====== TASK DATA

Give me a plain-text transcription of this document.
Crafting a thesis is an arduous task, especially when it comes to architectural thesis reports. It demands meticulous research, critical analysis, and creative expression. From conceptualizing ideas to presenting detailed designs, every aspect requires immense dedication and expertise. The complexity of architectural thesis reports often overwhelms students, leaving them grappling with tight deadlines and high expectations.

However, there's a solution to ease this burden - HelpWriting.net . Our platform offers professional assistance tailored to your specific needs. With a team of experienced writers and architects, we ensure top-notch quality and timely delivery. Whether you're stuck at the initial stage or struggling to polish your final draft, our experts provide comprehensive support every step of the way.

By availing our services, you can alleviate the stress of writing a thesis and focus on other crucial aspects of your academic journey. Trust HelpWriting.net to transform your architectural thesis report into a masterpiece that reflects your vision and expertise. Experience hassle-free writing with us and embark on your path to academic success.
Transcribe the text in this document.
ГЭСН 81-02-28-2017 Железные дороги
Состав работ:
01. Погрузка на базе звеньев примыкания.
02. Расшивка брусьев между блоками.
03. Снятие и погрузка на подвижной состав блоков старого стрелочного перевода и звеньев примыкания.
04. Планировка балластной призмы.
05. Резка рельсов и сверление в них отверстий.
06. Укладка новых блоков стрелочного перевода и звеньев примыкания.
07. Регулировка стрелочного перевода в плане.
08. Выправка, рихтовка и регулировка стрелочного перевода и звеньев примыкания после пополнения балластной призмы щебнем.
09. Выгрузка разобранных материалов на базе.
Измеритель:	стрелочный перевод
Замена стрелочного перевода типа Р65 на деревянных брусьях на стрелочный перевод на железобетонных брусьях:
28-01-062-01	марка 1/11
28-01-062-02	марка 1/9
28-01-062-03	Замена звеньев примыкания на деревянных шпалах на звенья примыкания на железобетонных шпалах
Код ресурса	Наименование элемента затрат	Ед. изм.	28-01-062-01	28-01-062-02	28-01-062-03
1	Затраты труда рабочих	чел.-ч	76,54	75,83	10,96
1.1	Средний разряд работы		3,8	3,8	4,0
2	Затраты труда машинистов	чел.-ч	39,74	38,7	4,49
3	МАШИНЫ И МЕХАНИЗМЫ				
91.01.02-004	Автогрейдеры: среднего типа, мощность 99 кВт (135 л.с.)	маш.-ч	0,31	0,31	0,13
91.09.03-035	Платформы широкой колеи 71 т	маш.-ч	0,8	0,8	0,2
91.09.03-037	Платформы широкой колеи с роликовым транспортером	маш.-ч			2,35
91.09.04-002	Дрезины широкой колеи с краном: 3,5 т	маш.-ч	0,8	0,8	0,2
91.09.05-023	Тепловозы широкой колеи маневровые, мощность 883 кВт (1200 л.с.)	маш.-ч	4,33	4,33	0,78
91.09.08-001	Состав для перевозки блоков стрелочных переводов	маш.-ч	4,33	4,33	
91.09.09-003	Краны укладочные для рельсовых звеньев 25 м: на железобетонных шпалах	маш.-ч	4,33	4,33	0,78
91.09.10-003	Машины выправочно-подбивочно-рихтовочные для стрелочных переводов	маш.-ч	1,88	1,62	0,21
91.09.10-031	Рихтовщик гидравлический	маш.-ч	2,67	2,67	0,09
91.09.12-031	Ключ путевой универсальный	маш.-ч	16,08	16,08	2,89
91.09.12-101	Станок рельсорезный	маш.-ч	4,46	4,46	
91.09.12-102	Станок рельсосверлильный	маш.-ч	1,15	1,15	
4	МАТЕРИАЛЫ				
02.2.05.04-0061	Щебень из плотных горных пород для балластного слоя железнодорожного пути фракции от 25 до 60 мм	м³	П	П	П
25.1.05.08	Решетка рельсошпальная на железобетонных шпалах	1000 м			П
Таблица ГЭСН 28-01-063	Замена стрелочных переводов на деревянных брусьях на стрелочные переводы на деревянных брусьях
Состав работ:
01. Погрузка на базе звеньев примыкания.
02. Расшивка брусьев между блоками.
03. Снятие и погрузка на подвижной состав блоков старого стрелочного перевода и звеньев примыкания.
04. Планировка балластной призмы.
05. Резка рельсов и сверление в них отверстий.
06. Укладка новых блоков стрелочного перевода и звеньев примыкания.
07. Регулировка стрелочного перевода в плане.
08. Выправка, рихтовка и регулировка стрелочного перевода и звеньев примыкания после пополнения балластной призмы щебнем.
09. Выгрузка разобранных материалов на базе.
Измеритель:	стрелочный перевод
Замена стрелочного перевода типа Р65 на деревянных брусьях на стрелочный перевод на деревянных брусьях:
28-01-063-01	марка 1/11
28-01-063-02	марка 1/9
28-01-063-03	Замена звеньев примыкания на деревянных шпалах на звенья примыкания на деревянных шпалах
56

============

• PROBLEM STATEMENT
Type out the whole listing above again, exactly as it stands.

• COMPLETE RESPONSE
Give me a plain-text transcription of this document.
Crafting a thesis is an arduous task, especially when it comes to architectural thesis reports. It demands meticulous research, critical analysis, and creative expression. From conceptualizing ideas to presenting detailed designs, every aspect requires immense dedication and expertise. The complexity of architectural thesis reports often overwhelms students, leaving them grappling with tight deadlines and high expectations.

However, there's a solution to ease this burden - HelpWriting.net . Our platform offers professional assistance tailored to your specific needs. With a team of experienced writers and architects, we ensure top-notch quality and timely delivery. Whether you're stuck at the initial stage or struggling to polish your final draft, our experts provide comprehensive support every step of the way.

By availing our services, you can alleviate the stress of writing a thesis and focus on other crucial aspects of your academic journey. Trust HelpWriting.net to transform your architectural thesis report into a masterpiece that reflects your vision and expertise. Experience hassle-free writing with us and embark on your path to academic success.
Transcribe the text in this document.
ГЭСН 81-02-28-2017 Железные дороги
Состав работ:
01. Погрузка на базе звеньев примыкания.
02. Расшивка брусьев между блоками.
03. Снятие и погрузка на подвижной состав блоков старого стрелочного перевода и звеньев примыкания.
04. Планировка балластной призмы.
05. Резка рельсов и сверление в них отверстий.
06. Укладка новых блоков стрелочного перевода и звеньев примыкания.
07. Регулировка стрелочного перевода в плане.
08. Выправка, рихтовка и регулировка стрелочного перевода и звеньев примыкания после пополнения балластной призмы щебнем.
09. Выгрузка разобранных материалов на базе.
Измеритель:	стрелочный перевод
Замена стрелочного перевода типа Р65 на деревянных брусьях на стрелочный перевод на железобетонных брусьях:
28-01-062-01	марка 1/11
28-01-062-02	марка 1/9
28-01-062-03	Замена звеньев примыкания на деревянных шпалах на звенья примыкания на железобетонных шпалах
Код ресурса	Наименование элемента затрат	Ед. изм.	28-01-062-01	28-01-062-02	28-01-062-03
1	Затраты труда рабочих	чел.-ч	76,54	75,83	10,96
1.1	Средний разряд работы		3,8	3,8	4,0
2	Затраты труда машинистов	чел.-ч	39,74	38,7	4,49
3	МАШИНЫ И МЕХАНИЗМЫ				
91.01.02-004	Автогрейдеры: среднего типа, мощность 99 кВт (135 л.с.)	маш.-ч	0,31	0,31	0,13
91.09.03-035	Платформы широкой колеи 71 т	маш.-ч	0,8	0,8	0,2
91.09.03-037	Платформы широкой колеи с роликовым транспортером	маш.-ч			2,35
91.09.04-002	Дрезины широкой колеи с краном: 3,5 т	маш.-ч	0,8	0,8	0,2
91.09.05-023	Тепловозы широкой колеи маневровые, мощность 883 кВт (1200 л.с.)	маш.-ч	4,33	4,33	0,78
91.09.08-001	Состав для перевозки блоков стрелочных переводов	маш.-ч	4,33	4,33	
91.09.09-003	Краны укладочные для рельсовых звеньев 25 м: на железобетонных шпалах	маш.-ч	4,33	4,33	0,78
91.09.10-003	Машины выправочно-подбивочно-рихтовочные для стрелочных переводов	маш.-ч	1,88	1,62	0,21
91.09.10-031	Рихтовщик гидравлический	маш.-ч	2,67	2,67	0,09
91.09.12-031	Ключ путевой универсальный	маш.-ч	16,08	16,08	2,89
91.09.12-101	Станок рельсорезный	маш.-ч	4,46	4,46	
91.09.12-102	Станок рельсосверлильный	маш.-ч	1,15	1,15	
4	МАТЕРИАЛЫ				
02.2.05.04-0061	Щебень из плотных горных пород для балластного слоя железнодорожного пути фракции от 25 до 60 мм	м³	П	П	П
25.1.05.08	Решетка рельсошпальная на железобетонных шпалах	1000 м			П
Таблица ГЭСН 28-01-063	Замена стрелочных переводов на деревянных брусьях на стрелочные переводы на деревянных брусьях
Состав работ:
01. Погрузка на базе звеньев примыкания.
02. Расшивка брусьев между блоками.
03. Снятие и погрузка на подвижной состав блоков старого стрелочного перевода и звеньев примыкания.
04. Планировка балластной призмы.
05. Резка рельсов и сверление в них отверстий.
06. Укладка новых блоков стрелочного перевода и звеньев примыкания.
07. Регулировка стрелочного перевода в плане.
08. Выправка, рихтовка и регулировка стрелочного перевода и звеньев примыкания после пополнения балластной призмы щебнем.
09. Выгрузка разобранных материалов на базе.
Измеритель:	стрелочный перевод
Замена стрелочного перевода типа Р65 на деревянных брусьях на стрелочный перевод на деревянных брусьях:
28-01-063-01	марка 1/11
28-01-063-02	марка 1/9
28-01-063-03	Замена звеньев примыкания на деревянных шпалах на звенья примыкания на деревянных шпалах
56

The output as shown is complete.